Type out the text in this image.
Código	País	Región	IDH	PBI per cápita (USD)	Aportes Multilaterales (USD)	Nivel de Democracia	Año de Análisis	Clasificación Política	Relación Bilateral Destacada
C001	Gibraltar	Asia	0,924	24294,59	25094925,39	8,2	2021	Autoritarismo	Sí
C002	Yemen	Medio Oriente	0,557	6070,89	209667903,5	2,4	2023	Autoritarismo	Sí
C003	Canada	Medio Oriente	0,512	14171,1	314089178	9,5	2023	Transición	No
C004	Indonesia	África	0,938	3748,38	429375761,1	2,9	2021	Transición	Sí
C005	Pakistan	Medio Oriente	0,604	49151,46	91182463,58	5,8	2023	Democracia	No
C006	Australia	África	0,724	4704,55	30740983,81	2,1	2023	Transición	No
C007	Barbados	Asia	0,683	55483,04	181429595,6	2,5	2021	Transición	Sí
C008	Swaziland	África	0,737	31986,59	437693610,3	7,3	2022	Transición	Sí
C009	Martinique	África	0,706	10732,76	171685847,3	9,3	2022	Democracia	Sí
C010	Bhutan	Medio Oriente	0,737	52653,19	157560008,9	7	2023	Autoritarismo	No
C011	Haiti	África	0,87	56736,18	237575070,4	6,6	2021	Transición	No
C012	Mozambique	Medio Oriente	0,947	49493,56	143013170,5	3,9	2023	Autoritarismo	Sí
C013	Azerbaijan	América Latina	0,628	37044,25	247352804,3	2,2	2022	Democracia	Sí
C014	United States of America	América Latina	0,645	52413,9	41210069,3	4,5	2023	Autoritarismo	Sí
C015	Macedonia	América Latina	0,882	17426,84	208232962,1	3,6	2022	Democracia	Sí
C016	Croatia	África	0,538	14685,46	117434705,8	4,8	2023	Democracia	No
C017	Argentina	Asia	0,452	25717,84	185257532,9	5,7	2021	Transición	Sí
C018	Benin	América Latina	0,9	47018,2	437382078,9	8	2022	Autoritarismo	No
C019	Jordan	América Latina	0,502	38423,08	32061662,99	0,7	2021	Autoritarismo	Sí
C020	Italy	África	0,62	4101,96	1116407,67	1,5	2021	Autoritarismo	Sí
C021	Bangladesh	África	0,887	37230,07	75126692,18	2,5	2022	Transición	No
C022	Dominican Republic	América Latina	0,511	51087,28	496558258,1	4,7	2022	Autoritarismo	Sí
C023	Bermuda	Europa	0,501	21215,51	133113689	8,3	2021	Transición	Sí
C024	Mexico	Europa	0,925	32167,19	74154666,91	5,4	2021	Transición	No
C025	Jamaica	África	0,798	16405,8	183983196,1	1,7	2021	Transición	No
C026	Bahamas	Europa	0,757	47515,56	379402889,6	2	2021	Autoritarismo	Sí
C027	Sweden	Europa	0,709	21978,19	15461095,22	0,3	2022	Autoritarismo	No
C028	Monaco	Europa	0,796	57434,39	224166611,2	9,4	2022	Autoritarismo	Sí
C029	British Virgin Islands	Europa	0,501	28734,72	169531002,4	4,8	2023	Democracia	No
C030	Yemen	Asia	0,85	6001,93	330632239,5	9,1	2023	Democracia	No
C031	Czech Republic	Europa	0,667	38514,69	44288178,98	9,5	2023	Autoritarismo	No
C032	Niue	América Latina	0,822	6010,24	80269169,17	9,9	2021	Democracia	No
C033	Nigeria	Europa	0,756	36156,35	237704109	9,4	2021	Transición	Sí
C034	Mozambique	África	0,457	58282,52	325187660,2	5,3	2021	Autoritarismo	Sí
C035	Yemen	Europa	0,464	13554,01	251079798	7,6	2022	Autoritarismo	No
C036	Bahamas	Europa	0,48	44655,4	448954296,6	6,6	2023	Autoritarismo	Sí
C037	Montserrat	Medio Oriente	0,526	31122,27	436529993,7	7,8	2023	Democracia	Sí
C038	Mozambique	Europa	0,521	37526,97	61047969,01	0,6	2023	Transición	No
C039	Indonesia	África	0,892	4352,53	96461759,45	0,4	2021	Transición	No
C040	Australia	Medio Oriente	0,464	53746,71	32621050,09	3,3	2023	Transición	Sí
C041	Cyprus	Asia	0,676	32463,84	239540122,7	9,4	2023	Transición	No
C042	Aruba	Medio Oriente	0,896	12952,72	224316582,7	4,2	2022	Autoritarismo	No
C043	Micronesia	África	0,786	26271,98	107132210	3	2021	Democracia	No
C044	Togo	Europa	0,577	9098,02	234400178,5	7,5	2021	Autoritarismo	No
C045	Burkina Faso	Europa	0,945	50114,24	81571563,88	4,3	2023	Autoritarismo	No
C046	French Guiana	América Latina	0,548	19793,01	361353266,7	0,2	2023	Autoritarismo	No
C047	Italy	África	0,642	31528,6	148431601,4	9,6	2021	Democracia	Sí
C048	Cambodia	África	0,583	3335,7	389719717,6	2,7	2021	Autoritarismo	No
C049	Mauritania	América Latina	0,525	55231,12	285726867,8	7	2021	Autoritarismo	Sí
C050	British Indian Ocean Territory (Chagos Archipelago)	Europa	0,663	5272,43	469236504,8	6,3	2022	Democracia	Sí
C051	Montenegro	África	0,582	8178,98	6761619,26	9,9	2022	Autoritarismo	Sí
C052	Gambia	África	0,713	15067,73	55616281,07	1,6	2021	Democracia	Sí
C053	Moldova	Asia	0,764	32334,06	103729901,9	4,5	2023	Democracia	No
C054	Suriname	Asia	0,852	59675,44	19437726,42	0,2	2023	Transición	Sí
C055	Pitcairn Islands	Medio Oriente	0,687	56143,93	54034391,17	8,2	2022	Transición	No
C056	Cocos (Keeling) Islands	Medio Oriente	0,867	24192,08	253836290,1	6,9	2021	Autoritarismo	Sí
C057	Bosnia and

_ _ _

Each line of the listing should be echoed back exactly.

▸ Response to the task:
Type out the text in this image.
Código	País	Región	IDH	PBI per cápita (USD)	Aportes Multilaterales (USD)	Nivel de Democracia	Año de Análisis	Clasificación Política	Relación Bilateral Destacada
C001	Gibraltar	Asia	0,924	24294,59	25094925,39	8,2	2021	Autoritarismo	Sí
C002	Yemen	Medio Oriente	0,557	6070,89	209667903,5	2,4	2023	Autoritarismo	Sí
C003	Canada	Medio Oriente	0,512	14171,1	314089178	9,5	2023	Transición	No
C004	Indonesia	África	0,938	3748,38	429375761,1	2,9	2021	Transición	Sí
C005	Pakistan	Medio Oriente	0,604	49151,46	91182463,58	5,8	2023	Democracia	No
C006	Australia	África	0,724	4704,55	30740983,81	2,1	2023	Transición	No
C007	Barbados	Asia	0,683	55483,04	181429595,6	2,5	2021	Transición	Sí
C008	Swaziland	África	0,737	31986,59	437693610,3	7,3	2022	Transición	Sí
C009	Martinique	África	0,706	10732,76	171685847,3	9,3	2022	Democracia	Sí
C010	Bhutan	Medio Oriente	0,737	52653,19	157560008,9	7	2023	Autoritarismo	No
C011	Haiti	África	0,87	56736,18	237575070,4	6,6	2021	Transición	No
C012	Mozambique	Medio Oriente	0,947	49493,56	143013170,5	3,9	2023	Autoritarismo	Sí
C013	Azerbaijan	América Latina	0,628	37044,25	247352804,3	2,2	2022	Democracia	Sí
C014	United States of America	América Latina	0,645	52413,9	41210069,3	4,5	2023	Autoritarismo	Sí
C015	Macedonia	América Latina	0,882	17426,84	208232962,1	3,6	2022	Democracia	Sí
C016	Croatia	África	0,538	14685,46	117434705,8	4,8	2023	Democracia	No
C017	Argentina	Asia	0,452	25717,84	185257532,9	5,7	2021	Transición	Sí
C018	Benin	América Latina	0,9	47018,2	437382078,9	8	2022	Autoritarismo	No
C019	Jordan	América Latina	0,502	38423,08	32061662,99	0,7	2021	Autoritarismo	Sí
C020	Italy	África	0,62	4101,96	1116407,67	1,5	2021	Autoritarismo	Sí
C021	Bangladesh	África	0,887	37230,07	75126692,18	2,5	2022	Transición	No
C022	Dominican Republic	América Latina	0,511	51087,28	496558258,1	4,7	2022	Autoritarismo	Sí
C023	Bermuda	Europa	0,501	21215,51	133113689	8,3	2021	Transición	Sí
C024	Mexico	Europa	0,925	32167,19	74154666,91	5,4	2021	Transición	No
C025	Jamaica	África	0,798	16405,8	183983196,1	1,7	2021	Transición	No
C026	Bahamas	Europa	0,757	47515,56	379402889,6	2	2021	Autoritarismo	Sí
C027	Sweden	Europa	0,709	21978,19	15461095,22	0,3	2022	Autoritarismo	No
C028	Monaco	Europa	0,796	57434,39	224166611,2	9,4	2022	Autoritarismo	Sí
C029	British Virgin Islands	Europa	0,501	28734,72	169531002,4	4,8	2023	Democracia	No
C030	Yemen	Asia	0,85	6001,93	330632239,5	9,1	2023	Democracia	No
C031	Czech Republic	Europa	0,667	38514,69	44288178,98	9,5	2023	Autoritarismo	No
C032	Niue	América Latina	0,822	6010,24	80269169,17	9,9	2021	Democracia	No
C033	Nigeria	Europa	0,756	36156,35	237704109	9,4	2021	Transición	Sí
C034	Mozambique	África	0,457	58282,52	325187660,2	5,3	2021	Autoritarismo	Sí
C035	Yemen	Europa	0,464	13554,01	251079798	7,6	2022	Autoritarismo	No
C036	Bahamas	Europa	0,48	44655,4	448954296,6	6,6	2023	Autoritarismo	Sí
C037	Montserrat	Medio Oriente	0,526	31122,27	436529993,7	7,8	2023	Democracia	Sí
C038	Mozambique	Europa	0,521	37526,97	61047969,01	0,6	2023	Transición	No
C039	Indonesia	África	0,892	4352,53	96461759,45	0,4	2021	Transición	No
C040	Australia	Medio Oriente	0,464	53746,71	32621050,09	3,3	2023	Transición	Sí
C041	Cyprus	Asia	0,676	32463,84	239540122,7	9,4	2023	Transición	No
C042	Aruba	Medio Oriente	0,896	12952,72	224316582,7	4,2	2022	Autoritarismo	No
C043	Micronesia	África	0,786	26271,98	107132210	3	2021	Democracia	No
C044	Togo	Europa	0,577	9098,02	234400178,5	7,5	2021	Autoritarismo	No
C045	Burkina Faso	Europa	0,945	50114,24	81571563,88	4,3	2023	Autoritarismo	No
C046	French Guiana	América Latina	0,548	19793,01	361353266,7	0,2	2023	Autoritarismo	No
C047	Italy	África	0,642	31528,6	148431601,4	9,6	2021	Democracia	Sí
C048	Cambodia	África	0,583	3335,7	389719717,6	2,7	2021	Autoritarismo	No
C049	Mauritania	América Latina	0,525	55231,12	285726867,8	7	2021	Autoritarismo	Sí
C050	British Indian Ocean Territory (Chagos Archipelago)	Europa	0,663	5272,43	469236504,8	6,3	2022	Democracia	Sí
C051	Montenegro	África	0,582	8178,98	6761619,26	9,9	2022	Autoritarismo	Sí
C052	Gambia	África	0,713	15067,73	55616281,07	1,6	2021	Democracia	Sí
C053	Moldova	Asia	0,764	32334,06	103729901,9	4,5	2023	Democracia	No
C054	Suriname	Asia	0,852	59675,44	19437726,42	0,2	2023	Transición	Sí
C055	Pitcairn Islands	Medio Oriente	0,687	56143,93	54034391,17	8,2	2022	Transición	No
C056	Cocos (Keeling) Islands	Medio Oriente	0,867	24192,08	253836290,1	6,9	2021	Autoritarismo	Sí
C057	Bosnia and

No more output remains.